## WHAT YOU WILL DO
Of all the lines in the data below, how many contain "English"? Report that number alone.

## SUPPLIED DATA
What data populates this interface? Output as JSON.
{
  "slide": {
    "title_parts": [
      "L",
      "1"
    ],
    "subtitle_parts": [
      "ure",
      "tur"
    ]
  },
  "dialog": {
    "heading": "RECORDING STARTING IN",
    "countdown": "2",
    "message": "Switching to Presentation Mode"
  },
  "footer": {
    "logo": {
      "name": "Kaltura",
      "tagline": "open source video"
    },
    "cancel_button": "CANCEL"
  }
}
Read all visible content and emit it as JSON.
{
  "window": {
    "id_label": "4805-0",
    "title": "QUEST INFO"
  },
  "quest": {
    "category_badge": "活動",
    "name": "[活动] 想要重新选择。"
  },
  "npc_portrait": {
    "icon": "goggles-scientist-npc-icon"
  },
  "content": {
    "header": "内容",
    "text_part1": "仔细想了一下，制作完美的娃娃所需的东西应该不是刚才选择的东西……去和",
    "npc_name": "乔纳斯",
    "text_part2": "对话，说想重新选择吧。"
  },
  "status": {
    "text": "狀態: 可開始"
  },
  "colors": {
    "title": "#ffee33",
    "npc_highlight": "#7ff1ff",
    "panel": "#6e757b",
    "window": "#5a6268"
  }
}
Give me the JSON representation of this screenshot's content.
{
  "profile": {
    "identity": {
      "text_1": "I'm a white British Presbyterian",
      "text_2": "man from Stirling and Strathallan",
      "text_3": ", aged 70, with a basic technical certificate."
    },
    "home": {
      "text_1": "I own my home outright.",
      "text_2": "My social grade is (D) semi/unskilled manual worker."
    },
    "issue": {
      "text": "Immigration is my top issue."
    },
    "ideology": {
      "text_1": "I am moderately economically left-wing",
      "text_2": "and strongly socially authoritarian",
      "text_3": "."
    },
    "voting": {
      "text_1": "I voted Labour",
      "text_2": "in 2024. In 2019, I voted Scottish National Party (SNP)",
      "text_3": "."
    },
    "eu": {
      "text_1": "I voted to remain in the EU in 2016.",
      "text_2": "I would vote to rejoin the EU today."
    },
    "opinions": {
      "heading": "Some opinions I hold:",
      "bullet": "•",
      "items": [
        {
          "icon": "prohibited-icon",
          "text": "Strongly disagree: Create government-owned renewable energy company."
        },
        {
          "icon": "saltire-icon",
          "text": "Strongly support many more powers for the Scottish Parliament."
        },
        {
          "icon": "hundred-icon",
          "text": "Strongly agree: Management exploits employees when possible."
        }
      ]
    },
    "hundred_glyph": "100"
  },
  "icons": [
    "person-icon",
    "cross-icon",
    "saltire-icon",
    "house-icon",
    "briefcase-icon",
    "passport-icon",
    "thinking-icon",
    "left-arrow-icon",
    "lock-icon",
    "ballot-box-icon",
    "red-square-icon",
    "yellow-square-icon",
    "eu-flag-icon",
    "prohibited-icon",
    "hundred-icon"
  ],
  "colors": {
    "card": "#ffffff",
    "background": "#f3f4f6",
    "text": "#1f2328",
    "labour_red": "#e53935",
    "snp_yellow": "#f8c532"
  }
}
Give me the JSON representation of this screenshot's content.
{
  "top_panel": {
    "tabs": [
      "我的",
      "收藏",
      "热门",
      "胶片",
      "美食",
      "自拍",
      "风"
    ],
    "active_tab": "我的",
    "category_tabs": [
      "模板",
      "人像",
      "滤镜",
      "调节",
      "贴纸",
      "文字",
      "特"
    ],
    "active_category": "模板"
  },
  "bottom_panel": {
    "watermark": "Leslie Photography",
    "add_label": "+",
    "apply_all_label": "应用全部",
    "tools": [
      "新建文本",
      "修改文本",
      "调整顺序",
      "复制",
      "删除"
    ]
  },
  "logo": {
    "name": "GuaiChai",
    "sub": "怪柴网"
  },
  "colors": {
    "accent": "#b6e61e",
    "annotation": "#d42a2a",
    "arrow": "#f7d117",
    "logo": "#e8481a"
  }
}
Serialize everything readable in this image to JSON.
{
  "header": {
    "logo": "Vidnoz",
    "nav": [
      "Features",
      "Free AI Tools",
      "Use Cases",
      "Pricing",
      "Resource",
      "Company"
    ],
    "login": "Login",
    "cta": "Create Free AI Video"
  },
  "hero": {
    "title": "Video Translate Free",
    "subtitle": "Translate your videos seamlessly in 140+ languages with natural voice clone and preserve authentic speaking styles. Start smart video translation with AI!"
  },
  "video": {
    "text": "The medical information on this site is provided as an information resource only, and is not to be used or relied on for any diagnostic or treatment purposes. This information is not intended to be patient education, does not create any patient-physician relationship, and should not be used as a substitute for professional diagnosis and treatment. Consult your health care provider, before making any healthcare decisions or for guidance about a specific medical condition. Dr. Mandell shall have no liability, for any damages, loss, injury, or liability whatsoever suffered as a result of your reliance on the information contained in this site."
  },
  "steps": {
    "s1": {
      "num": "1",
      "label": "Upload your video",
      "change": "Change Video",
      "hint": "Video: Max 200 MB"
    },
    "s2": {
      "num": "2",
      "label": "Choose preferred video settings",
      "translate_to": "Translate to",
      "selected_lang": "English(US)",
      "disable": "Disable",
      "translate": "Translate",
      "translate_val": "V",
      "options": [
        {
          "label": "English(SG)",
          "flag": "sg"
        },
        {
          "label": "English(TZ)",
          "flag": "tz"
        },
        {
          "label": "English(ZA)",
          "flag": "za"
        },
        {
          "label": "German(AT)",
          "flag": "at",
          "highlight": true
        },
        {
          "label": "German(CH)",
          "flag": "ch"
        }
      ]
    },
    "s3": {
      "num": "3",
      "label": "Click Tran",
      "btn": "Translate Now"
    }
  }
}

## RESPONSE TO THE EXERCISE
4